━━━ SUPPLIED RECORDS ━━━

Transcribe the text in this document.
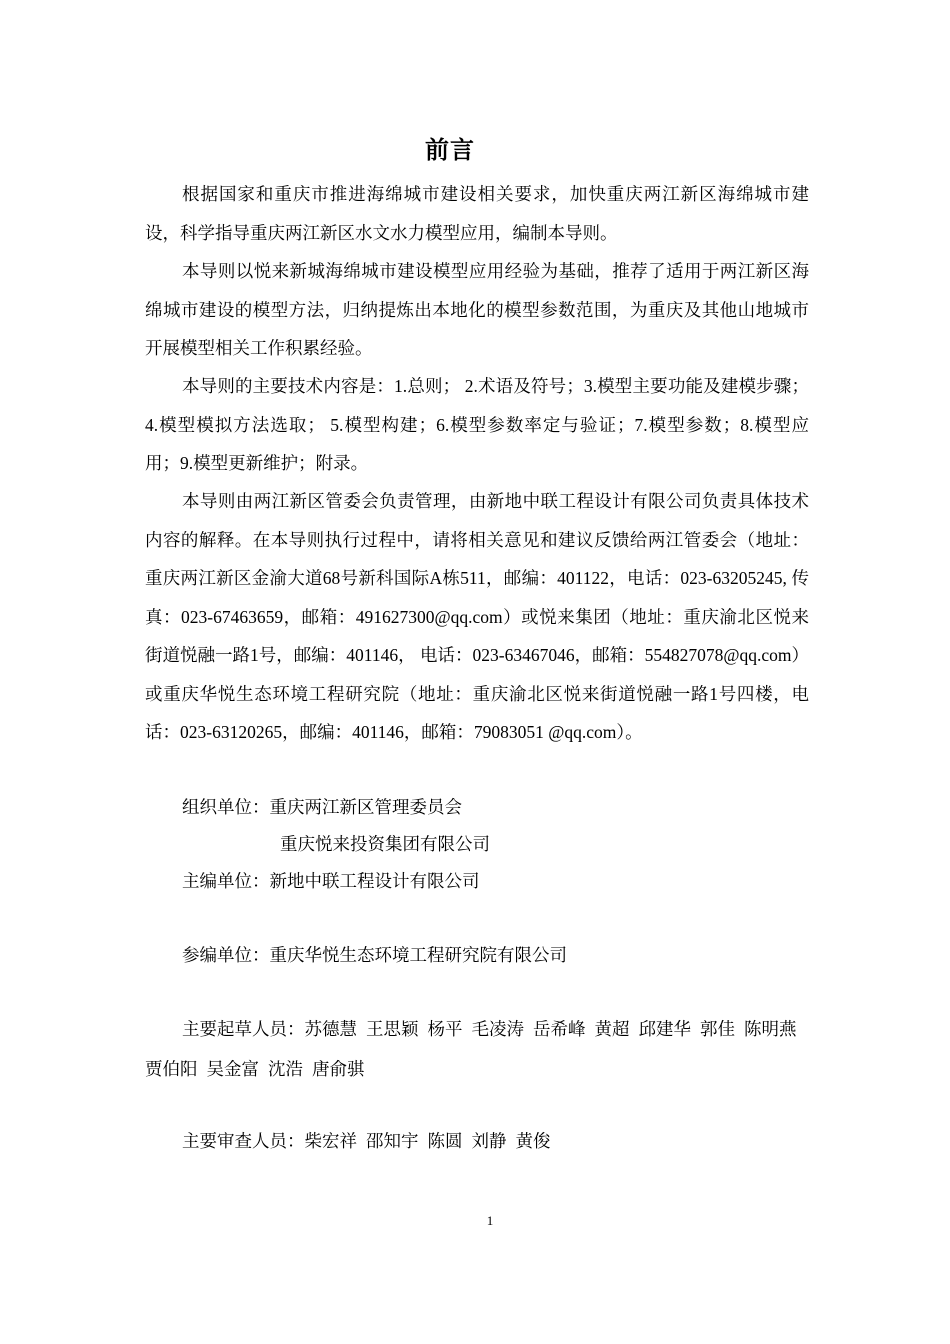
前言

根据国家和重庆市推进海绵城市建设相关要求，加快重庆两江新区海绵城市建设，科学指导重庆两江新区水文水力模型应用，编制本导则。

本导则以悦来新城海绵城市建设模型应用经验为基础，推荐了适用于两江新区海绵城市建设的模型方法，归纳提炼出本地化的模型参数范围，为重庆及其他山地城市开展模型相关工作积累经验。

本导则的主要技术内容是：1.总则； 2.术语及符号；3.模型主要功能及建模步骤；4.模型模拟方法选取； 5.模型构建；6.模型参数率定与验证；7.模型参数；8.模型应用；9.模型更新维护；附录。

本导则由两江新区管委会负责管理，由新地中联工程设计有限公司负责具体技术内容的解释。在本导则执行过程中，请将相关意见和建议反馈给两江管委会（地址：重庆两江新区金渝大道68号新科国际A栋511，邮编：401122，电话：023-63205245, 传真：023-67463659，邮箱：491627300@qq.com）或悦来集团（地址：重庆渝北区悦来街道悦融一路1号，邮编：401146， 电话：023-63467046，邮箱：554827078@qq.com）或重庆华悦生态环境工程研究院（地址：重庆渝北区悦来街道悦融一路1号四楼，电话：023-63120265，邮编：401146，邮箱：79083051 @qq.com）。

组织单位：重庆两江新区管理委员会
重庆悦来投资集团有限公司
主编单位：新地中联工程设计有限公司
参编单位：重庆华悦生态环境工程研究院有限公司

主要起草人员：苏德慧 王思颖 杨平 毛凌涛 岳希峰 黄超 邱建华 郭佳 陈明燕贾伯阳 吴金富 沈浩 唐俞骐

主要审查人员：柴宏祥 邵知宇 陈圆 刘静 黄俊

1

━━━

AIM: Every record must be copied exactly, with the pictures left out.

TASK ANSWER:
Transcribe the text in this document.
前言

根据国家和重庆市推进海绵城市建设相关要求，加快重庆两江新区海绵城市建设，科学指导重庆两江新区水文水力模型应用，编制本导则。

本导则以悦来新城海绵城市建设模型应用经验为基础，推荐了适用于两江新区海绵城市建设的模型方法，归纳提炼出本地化的模型参数范围，为重庆及其他山地城市开展模型相关工作积累经验。

本导则的主要技术内容是：1.总则； 2.术语及符号；3.模型主要功能及建模步骤；4.模型模拟方法选取； 5.模型构建；6.模型参数率定与验证；7.模型参数；8.模型应用；9.模型更新维护；附录。

本导则由两江新区管委会负责管理，由新地中联工程设计有限公司负责具体技术内容的解释。在本导则执行过程中，请将相关意见和建议反馈给两江管委会（地址：重庆两江新区金渝大道68号新科国际A栋511，邮编：401122，电话：023-63205245, 传真：023-67463659，邮箱：491627300@qq.com）或悦来集团（地址：重庆渝北区悦来街道悦融一路1号，邮编：401146， 电话：023-63467046，邮箱：554827078@qq.com）或重庆华悦生态环境工程研究院（地址：重庆渝北区悦来街道悦融一路1号四楼，电话：023-63120265，邮编：401146，邮箱：79083051 @qq.com）。

组织单位：重庆两江新区管理委员会
重庆悦来投资集团有限公司
主编单位：新地中联工程设计有限公司
参编单位：重庆华悦生态环境工程研究院有限公司

主要起草人员：苏德慧 王思颖 杨平 毛凌涛 岳希峰 黄超 邱建华 郭佳 陈明燕贾伯阳 吴金富 沈浩 唐俞骐

主要审查人员：柴宏祥 邵知宇 陈圆 刘静 黄俊

1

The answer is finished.